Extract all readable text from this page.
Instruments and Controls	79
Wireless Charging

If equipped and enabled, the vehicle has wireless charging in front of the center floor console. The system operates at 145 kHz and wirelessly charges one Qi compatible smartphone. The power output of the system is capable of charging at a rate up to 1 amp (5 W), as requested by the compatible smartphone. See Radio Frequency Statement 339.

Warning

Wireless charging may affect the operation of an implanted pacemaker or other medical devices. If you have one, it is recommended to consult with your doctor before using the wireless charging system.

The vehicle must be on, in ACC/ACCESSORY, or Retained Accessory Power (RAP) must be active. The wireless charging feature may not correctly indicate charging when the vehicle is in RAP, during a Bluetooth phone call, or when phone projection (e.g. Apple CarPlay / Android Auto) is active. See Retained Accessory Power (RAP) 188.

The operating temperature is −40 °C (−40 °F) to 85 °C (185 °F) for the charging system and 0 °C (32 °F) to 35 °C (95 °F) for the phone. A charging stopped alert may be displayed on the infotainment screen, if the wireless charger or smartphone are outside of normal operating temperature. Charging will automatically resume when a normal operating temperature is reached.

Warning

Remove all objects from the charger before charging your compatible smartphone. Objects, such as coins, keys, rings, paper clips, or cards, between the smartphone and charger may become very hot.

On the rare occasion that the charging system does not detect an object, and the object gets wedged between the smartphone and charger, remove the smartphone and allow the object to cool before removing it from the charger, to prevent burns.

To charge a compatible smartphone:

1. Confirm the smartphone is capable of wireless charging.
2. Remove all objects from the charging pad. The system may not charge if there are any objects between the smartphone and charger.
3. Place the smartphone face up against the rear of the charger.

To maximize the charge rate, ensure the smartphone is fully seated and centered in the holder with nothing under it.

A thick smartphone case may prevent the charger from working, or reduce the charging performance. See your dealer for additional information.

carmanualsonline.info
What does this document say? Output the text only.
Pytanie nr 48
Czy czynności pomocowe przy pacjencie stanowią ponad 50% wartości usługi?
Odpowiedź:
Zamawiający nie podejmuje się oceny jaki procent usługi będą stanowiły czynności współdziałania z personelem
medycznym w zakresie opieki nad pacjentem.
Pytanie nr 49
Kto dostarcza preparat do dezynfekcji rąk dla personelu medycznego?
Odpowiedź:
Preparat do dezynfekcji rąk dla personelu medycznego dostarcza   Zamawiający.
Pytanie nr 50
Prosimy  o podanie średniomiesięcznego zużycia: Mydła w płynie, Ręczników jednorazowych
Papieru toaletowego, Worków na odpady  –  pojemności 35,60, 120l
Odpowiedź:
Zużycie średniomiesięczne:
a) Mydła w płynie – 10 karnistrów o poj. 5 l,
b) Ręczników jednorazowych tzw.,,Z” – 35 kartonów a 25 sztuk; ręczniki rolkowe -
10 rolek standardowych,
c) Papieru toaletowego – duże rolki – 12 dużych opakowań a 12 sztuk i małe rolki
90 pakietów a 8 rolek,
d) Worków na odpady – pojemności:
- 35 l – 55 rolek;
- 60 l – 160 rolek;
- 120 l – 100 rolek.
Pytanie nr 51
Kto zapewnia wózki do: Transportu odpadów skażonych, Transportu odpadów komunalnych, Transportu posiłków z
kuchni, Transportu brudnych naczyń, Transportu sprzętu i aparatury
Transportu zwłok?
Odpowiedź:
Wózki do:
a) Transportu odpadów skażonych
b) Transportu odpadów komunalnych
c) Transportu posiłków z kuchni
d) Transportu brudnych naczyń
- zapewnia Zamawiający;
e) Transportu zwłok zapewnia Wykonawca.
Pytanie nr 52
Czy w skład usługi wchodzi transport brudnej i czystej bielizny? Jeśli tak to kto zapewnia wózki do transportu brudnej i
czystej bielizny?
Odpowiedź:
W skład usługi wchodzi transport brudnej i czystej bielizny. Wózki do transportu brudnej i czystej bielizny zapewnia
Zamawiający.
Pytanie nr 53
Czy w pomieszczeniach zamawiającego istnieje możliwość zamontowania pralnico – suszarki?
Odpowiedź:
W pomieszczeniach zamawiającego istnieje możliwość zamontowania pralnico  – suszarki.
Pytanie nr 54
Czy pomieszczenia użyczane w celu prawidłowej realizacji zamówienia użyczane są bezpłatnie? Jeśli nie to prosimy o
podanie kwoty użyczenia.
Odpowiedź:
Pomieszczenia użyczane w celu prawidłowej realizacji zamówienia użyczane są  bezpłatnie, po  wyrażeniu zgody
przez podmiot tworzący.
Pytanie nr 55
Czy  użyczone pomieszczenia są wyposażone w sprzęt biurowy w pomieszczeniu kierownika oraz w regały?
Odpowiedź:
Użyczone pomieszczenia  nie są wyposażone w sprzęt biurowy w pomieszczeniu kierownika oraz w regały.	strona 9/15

_Your objective_
Exact output of every entry is required.

_Answer for the task_
Extract all readable text from this page.
Instruments and Controls	79
Wireless Charging

If equipped and enabled, the vehicle has wireless charging in front of the center floor console. The system operates at 145 kHz and wirelessly charges one Qi compatible smartphone. The power output of the system is capable of charging at a rate up to 1 amp (5 W), as requested by the compatible smartphone. See Radio Frequency Statement 339.

Warning

Wireless charging may affect the operation of an implanted pacemaker or other medical devices. If you have one, it is recommended to consult with your doctor before using the wireless charging system.

The vehicle must be on, in ACC/ACCESSORY, or Retained Accessory Power (RAP) must be active. The wireless charging feature may not correctly indicate charging when the vehicle is in RAP, during a Bluetooth phone call, or when phone projection (e.g. Apple CarPlay / Android Auto) is active. See Retained Accessory Power (RAP) 188.

The operating temperature is −40 °C (−40 °F) to 85 °C (185 °F) for the charging system and 0 °C (32 °F) to 35 °C (95 °F) for the phone. A charging stopped alert may be displayed on the infotainment screen, if the wireless charger or smartphone are outside of normal operating temperature. Charging will automatically resume when a normal operating temperature is reached.

Warning

Remove all objects from the charger before charging your compatible smartphone. Objects, such as coins, keys, rings, paper clips, or cards, between the smartphone and charger may become very hot.

On the rare occasion that the charging system does not detect an object, and the object gets wedged between the smartphone and charger, remove the smartphone and allow the object to cool before removing it from the charger, to prevent burns.

To charge a compatible smartphone:

1. Confirm the smartphone is capable of wireless charging.
2. Remove all objects from the charging pad. The system may not charge if there are any objects between the smartphone and charger.
3. Place the smartphone face up against the rear of the charger.

To maximize the charge rate, ensure the smartphone is fully seated and centered in the holder with nothing under it.

A thick smartphone case may prevent the charger from working, or reduce the charging performance. See your dealer for additional information.

carmanualsonline.info
What does this document say? Output the text only.
Pytanie nr 48
Czy czynności pomocowe przy pacjencie stanowią ponad 50% wartości usługi?
Odpowiedź:
Zamawiający nie podejmuje się oceny jaki procent usługi będą stanowiły czynności współdziałania z personelem
medycznym w zakresie opieki nad pacjentem.
Pytanie nr 49
Kto dostarcza preparat do dezynfekcji rąk dla personelu medycznego?
Odpowiedź:
Preparat do dezynfekcji rąk dla personelu medycznego dostarcza   Zamawiający.
Pytanie nr 50
Prosimy  o podanie średniomiesięcznego zużycia: Mydła w płynie, Ręczników jednorazowych
Papieru toaletowego, Worków na odpady  –  pojemności 35,60, 120l
Odpowiedź:
Zużycie średniomiesięczne:
a) Mydła w płynie – 10 karnistrów o poj. 5 l,
b) Ręczników jednorazowych tzw.,,Z” – 35 kartonów a 25 sztuk; ręczniki rolkowe -
10 rolek standardowych,
c) Papieru toaletowego – duże rolki – 12 dużych opakowań a 12 sztuk i małe rolki
90 pakietów a 8 rolek,
d) Worków na odpady – pojemności:
- 35 l – 55 rolek;
- 60 l – 160 rolek;
- 120 l – 100 rolek.
Pytanie nr 51
Kto zapewnia wózki do: Transportu odpadów skażonych, Transportu odpadów komunalnych, Transportu posiłków z
kuchni, Transportu brudnych naczyń, Transportu sprzętu i aparatury
Transportu zwłok?
Odpowiedź:
Wózki do:
a) Transportu odpadów skażonych
b) Transportu odpadów komunalnych
c) Transportu posiłków z kuchni
d) Transportu brudnych naczyń
- zapewnia Zamawiający;
e) Transportu zwłok zapewnia Wykonawca.
Pytanie nr 52
Czy w skład usługi wchodzi transport brudnej i czystej bielizny? Jeśli tak to kto zapewnia wózki do transportu brudnej i
czystej bielizny?
Odpowiedź:
W skład usługi wchodzi transport brudnej i czystej bielizny. Wózki do transportu brudnej i czystej bielizny zapewnia
Zamawiający.
Pytanie nr 53
Czy w pomieszczeniach zamawiającego istnieje możliwość zamontowania pralnico – suszarki?
Odpowiedź:
W pomieszczeniach zamawiającego istnieje możliwość zamontowania pralnico  – suszarki.
Pytanie nr 54
Czy pomieszczenia użyczane w celu prawidłowej realizacji zamówienia użyczane są bezpłatnie? Jeśli nie to prosimy o
podanie kwoty użyczenia.
Odpowiedź:
Pomieszczenia użyczane w celu prawidłowej realizacji zamówienia użyczane są  bezpłatnie, po  wyrażeniu zgody
przez podmiot tworzący.
Pytanie nr 55
Czy  użyczone pomieszczenia są wyposażone w sprzęt biurowy w pomieszczeniu kierownika oraz w regały?
Odpowiedź:
Użyczone pomieszczenia  nie są wyposażone w sprzęt biurowy w pomieszczeniu kierownika oraz w regały.	strona 9/15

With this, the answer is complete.